** Start of DATA IN THIS EXERCISE **

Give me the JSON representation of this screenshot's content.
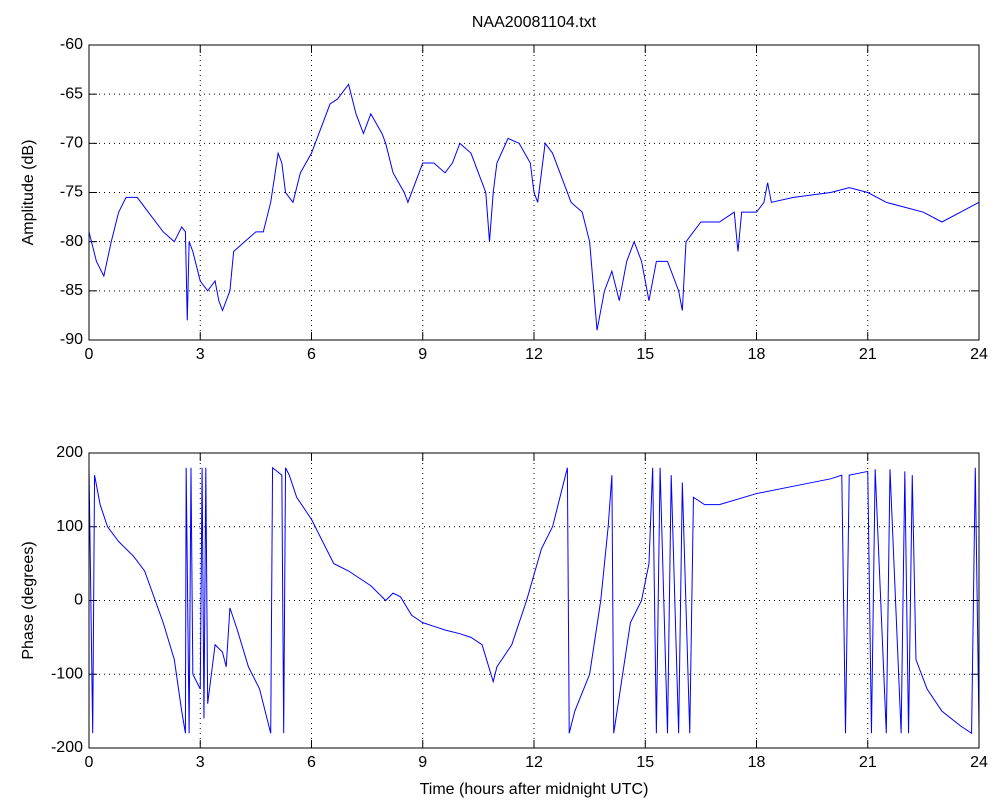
{
  "chart_data": [
    {
      "type": "line",
      "title": "NAA20081104.txt",
      "ylabel": "Amplitude (dB)",
      "color": "#0000ff",
      "grid": true,
      "xlim": [
        0,
        24
      ],
      "xticks": [
        0,
        3,
        6,
        9,
        12,
        15,
        18,
        21,
        24
      ],
      "ylim": [
        -90,
        -60
      ],
      "yticks": [
        -90,
        -85,
        -80,
        -75,
        -70,
        -65,
        -60
      ],
      "x": [
        0,
        0.2,
        0.4,
        0.6,
        0.8,
        1.0,
        1.3,
        1.6,
        2.0,
        2.3,
        2.5,
        2.6,
        2.65,
        2.7,
        2.8,
        3.0,
        3.2,
        3.4,
        3.5,
        3.6,
        3.8,
        3.9,
        4.2,
        4.5,
        4.7,
        4.9,
        5.1,
        5.2,
        5.3,
        5.5,
        5.7,
        6.0,
        6.3,
        6.5,
        6.7,
        7.0,
        7.2,
        7.4,
        7.6,
        7.9,
        8.0,
        8.2,
        8.5,
        8.6,
        8.8,
        9.0,
        9.3,
        9.6,
        9.8,
        10.0,
        10.3,
        10.5,
        10.7,
        10.8,
        10.9,
        11.0,
        11.3,
        11.6,
        11.9,
        12.0,
        12.1,
        12.3,
        12.5,
        12.7,
        13.0,
        13.3,
        13.5,
        13.7,
        13.9,
        14.1,
        14.3,
        14.5,
        14.7,
        14.9,
        15.1,
        15.3,
        15.6,
        15.9,
        16.0,
        16.1,
        16.5,
        17.0,
        17.4,
        17.5,
        17.6,
        18.0,
        18.2,
        18.3,
        18.4,
        19,
        20,
        20.5,
        21,
        21.5,
        22,
        22.5,
        23,
        23.5,
        24
      ],
      "values": [
        -79,
        -82,
        -83.5,
        -80,
        -77,
        -75.5,
        -75.5,
        -77,
        -79,
        -80,
        -78.5,
        -79,
        -88,
        -80,
        -81,
        -84,
        -85,
        -84,
        -86,
        -87,
        -85,
        -81,
        -80,
        -79,
        -79,
        -76,
        -71,
        -72,
        -75,
        -76,
        -73,
        -71,
        -68,
        -66,
        -65.5,
        -64,
        -67,
        -69,
        -67,
        -69,
        -70,
        -73,
        -75,
        -76,
        -74,
        -72,
        -72,
        -73,
        -72,
        -70,
        -71,
        -73,
        -75,
        -80,
        -75,
        -72,
        -69.5,
        -70,
        -72,
        -75,
        -76,
        -70,
        -71,
        -73,
        -76,
        -77,
        -80,
        -89,
        -85,
        -83,
        -86,
        -82,
        -80,
        -82,
        -86,
        -82,
        -82,
        -85,
        -87,
        -80,
        -78,
        -78,
        -77,
        -81,
        -77,
        -77,
        -76,
        -74,
        -76,
        -75.5,
        -75,
        -74.5,
        -75,
        -76,
        -76.5,
        -77,
        -78,
        -77,
        -76
      ]
    },
    {
      "type": "line",
      "ylabel": "Phase (degrees)",
      "xlabel": "Time (hours after midnight UTC)",
      "color": "#0000ff",
      "grid": true,
      "xlim": [
        0,
        24
      ],
      "xticks": [
        0,
        3,
        6,
        9,
        12,
        15,
        18,
        21,
        24
      ],
      "ylim": [
        -200,
        200
      ],
      "yticks": [
        -200,
        -100,
        0,
        100,
        200
      ],
      "x": [
        0,
        0.1,
        0.15,
        0.3,
        0.5,
        0.8,
        1.2,
        1.5,
        2.0,
        2.3,
        2.5,
        2.6,
        2.62,
        2.7,
        2.75,
        2.8,
        3.0,
        3.05,
        3.1,
        3.15,
        3.2,
        3.4,
        3.6,
        3.7,
        3.8,
        4.0,
        4.3,
        4.6,
        4.9,
        4.95,
        5.2,
        5.25,
        5.3,
        5.4,
        5.6,
        6.0,
        6.3,
        6.6,
        7.0,
        7.3,
        7.6,
        8.0,
        8.2,
        8.4,
        8.7,
        9.0,
        9.3,
        9.6,
        10.0,
        10.3,
        10.6,
        10.9,
        11.0,
        11.4,
        11.8,
        12.2,
        12.5,
        12.9,
        12.95,
        13.1,
        13.5,
        13.8,
        14.0,
        14.1,
        14.15,
        14.3,
        14.6,
        14.9,
        15.1,
        15.2,
        15.3,
        15.4,
        15.6,
        15.7,
        15.9,
        16.0,
        16.2,
        16.3,
        16.6,
        17,
        18,
        19,
        20,
        20.3,
        20.4,
        20.5,
        21,
        21.1,
        21.2,
        21.5,
        21.6,
        21.9,
        22,
        22.1,
        22.2,
        22.3,
        22.6,
        23.0,
        23.5,
        23.8,
        23.9,
        24
      ],
      "values": [
        180,
        -180,
        170,
        130,
        100,
        80,
        60,
        40,
        -30,
        -80,
        -150,
        -180,
        180,
        -180,
        180,
        -100,
        -120,
        180,
        -160,
        180,
        -140,
        -60,
        -70,
        -90,
        -10,
        -40,
        -90,
        -120,
        -180,
        180,
        170,
        -180,
        180,
        170,
        140,
        110,
        80,
        50,
        40,
        30,
        20,
        0,
        10,
        5,
        -20,
        -30,
        -35,
        -40,
        -45,
        -50,
        -60,
        -110,
        -90,
        -60,
        0,
        70,
        100,
        180,
        -180,
        -150,
        -100,
        0,
        100,
        170,
        -180,
        -130,
        -30,
        0,
        50,
        180,
        -180,
        180,
        -180,
        170,
        -180,
        160,
        -180,
        140,
        130,
        130,
        145,
        155,
        165,
        170,
        -180,
        170,
        175,
        -180,
        178,
        -180,
        178,
        -180,
        175,
        -180,
        170,
        -80,
        -120,
        -150,
        -170,
        -180,
        180,
        -175
      ]
    }
  ]
}
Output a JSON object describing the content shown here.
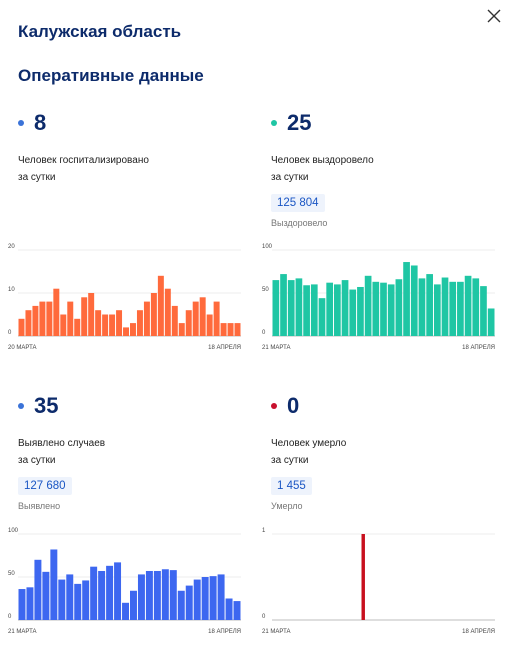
{
  "header": {
    "region": "Калужская область",
    "section": "Оперативные данные"
  },
  "cards": [
    {
      "value": "8",
      "desc_line1": "Человек госпитализировано",
      "desc_line2": "за сутки",
      "dot_color": "#3b73d8",
      "chart_color": "#ff6a3c"
    },
    {
      "value": "25",
      "desc_line1": "Человек выздоровело",
      "desc_line2": "за сутки",
      "total": "125 804",
      "total_label": "Выздоровело",
      "dot_color": "#1fc6a4",
      "chart_color": "#1fc6a4"
    },
    {
      "value": "35",
      "desc_line1": "Выявлено случаев",
      "desc_line2": "за сутки",
      "total": "127 680",
      "total_label": "Выявлено",
      "dot_color": "#3b73d8",
      "chart_color": "#3d67f0"
    },
    {
      "value": "0",
      "desc_line1": "Человек умерло",
      "desc_line2": "за сутки",
      "total": "1 455",
      "total_label": "Умерло",
      "dot_color": "#c8102e",
      "chart_color": "#c8101e"
    }
  ],
  "chart_data": [
    {
      "type": "bar",
      "ylim": [
        0,
        20
      ],
      "yticks": [
        0,
        10,
        20
      ],
      "start_label": "20 МАРТА",
      "end_label": "18 АПРЕЛЯ",
      "values": [
        4,
        6,
        7,
        8,
        8,
        11,
        5,
        8,
        4,
        9,
        10,
        6,
        5,
        5,
        6,
        2,
        3,
        6,
        8,
        10,
        14,
        11,
        7,
        3,
        6,
        8,
        9,
        5,
        8,
        3,
        3,
        3
      ]
    },
    {
      "type": "bar",
      "ylim": [
        0,
        100
      ],
      "yticks": [
        0,
        50,
        100
      ],
      "start_label": "21 МАРТА",
      "end_label": "18 АПРЕЛЯ",
      "values": [
        65,
        72,
        65,
        67,
        59,
        60,
        44,
        62,
        60,
        65,
        54,
        57,
        70,
        63,
        62,
        60,
        66,
        86,
        82,
        67,
        72,
        60,
        68,
        63,
        63,
        70,
        67,
        58,
        32
      ]
    },
    {
      "type": "bar",
      "ylim": [
        0,
        100
      ],
      "yticks": [
        0,
        50,
        100
      ],
      "start_label": "21 МАРТА",
      "end_label": "18 АПРЕЛЯ",
      "values": [
        36,
        38,
        70,
        56,
        82,
        47,
        53,
        42,
        46,
        62,
        57,
        63,
        67,
        20,
        34,
        53,
        57,
        57,
        59,
        58,
        34,
        40,
        47,
        50,
        51,
        53,
        25,
        22
      ]
    },
    {
      "type": "bar",
      "ylim": [
        0,
        1
      ],
      "yticks": [
        0,
        1
      ],
      "start_label": "21 МАРТА",
      "end_label": "18 АПРЕЛЯ",
      "values": [
        0,
        0,
        0,
        0,
        0,
        0,
        0,
        0,
        0,
        0,
        0,
        0,
        0,
        0,
        0,
        0,
        0,
        0,
        0,
        0,
        0,
        0,
        1,
        0,
        0,
        0,
        0,
        0,
        0,
        0,
        0,
        0,
        0,
        0,
        0,
        0,
        0,
        0,
        0,
        0,
        0,
        0,
        0,
        0,
        0,
        0,
        0,
        0,
        0,
        0,
        0,
        0,
        0,
        0,
        0
      ]
    }
  ]
}
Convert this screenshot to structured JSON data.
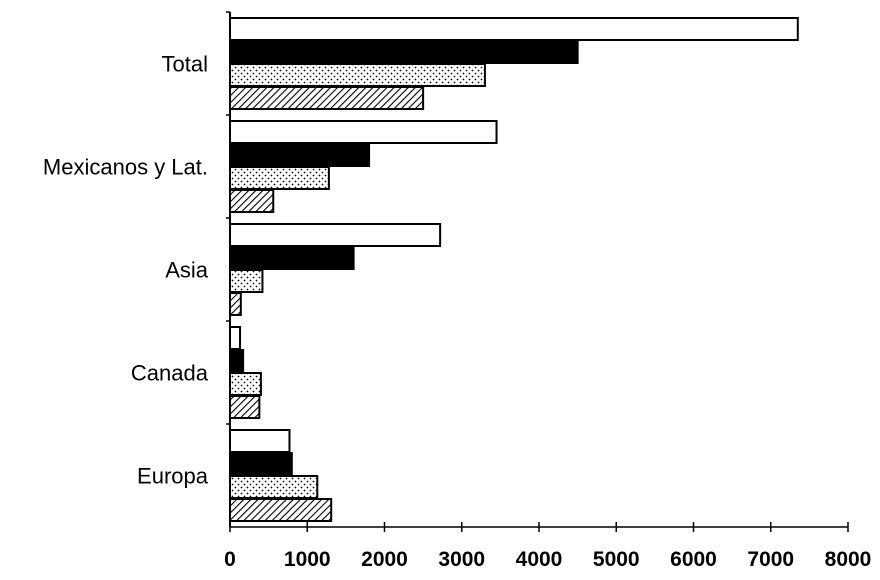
{
  "chart_data": {
    "type": "bar",
    "orientation": "horizontal",
    "categories": [
      "Total",
      "Mexicanos y Lat.",
      "Asia",
      "Canada",
      "Europa"
    ],
    "series": [
      {
        "pattern": "white",
        "values": [
          7350,
          3450,
          2720,
          130,
          770
        ]
      },
      {
        "pattern": "black",
        "values": [
          4500,
          1800,
          1600,
          170,
          800
        ]
      },
      {
        "pattern": "dotted",
        "values": [
          3300,
          1280,
          420,
          400,
          1130
        ]
      },
      {
        "pattern": "hatched",
        "values": [
          2500,
          560,
          140,
          380,
          1310
        ]
      }
    ],
    "xlim": [
      0,
      8000
    ],
    "xticks": [
      "0",
      "1000",
      "2000",
      "3000",
      "4000",
      "5000",
      "6000",
      "7000",
      "8000"
    ],
    "grid": false,
    "legend": "none"
  }
}
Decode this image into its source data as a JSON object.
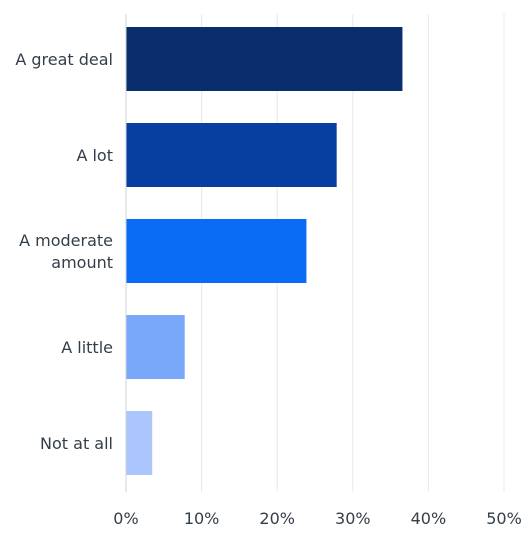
{
  "chart_data": {
    "type": "bar",
    "orientation": "horizontal",
    "categories": [
      [
        "A great deal"
      ],
      [
        "A lot"
      ],
      [
        "A moderate",
        "amount"
      ],
      [
        "A little"
      ],
      [
        "Not at all"
      ]
    ],
    "values": [
      36.5,
      27.8,
      23.8,
      7.7,
      3.4
    ],
    "colors": [
      "#0a2d6e",
      "#063fa0",
      "#0a6cf5",
      "#79a8fb",
      "#aac6fc"
    ],
    "xticks": [
      "0%",
      "10%",
      "20%",
      "30%",
      "40%",
      "50%"
    ],
    "xlim": [
      0,
      50
    ],
    "grid": true,
    "title": "",
    "xlabel": "",
    "ylabel": ""
  }
}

** End of DATA IN THIS EXERCISE **

SET TASK: Check each line of the records for "JSON" and copy the ones that contain it.

REPLY:
Give me the JSON representation of this screenshot's content.
Output a JSON object describing the content shown here.
Convert this screenshot to structured JSON data.
Decode this image into its source data as a JSON object.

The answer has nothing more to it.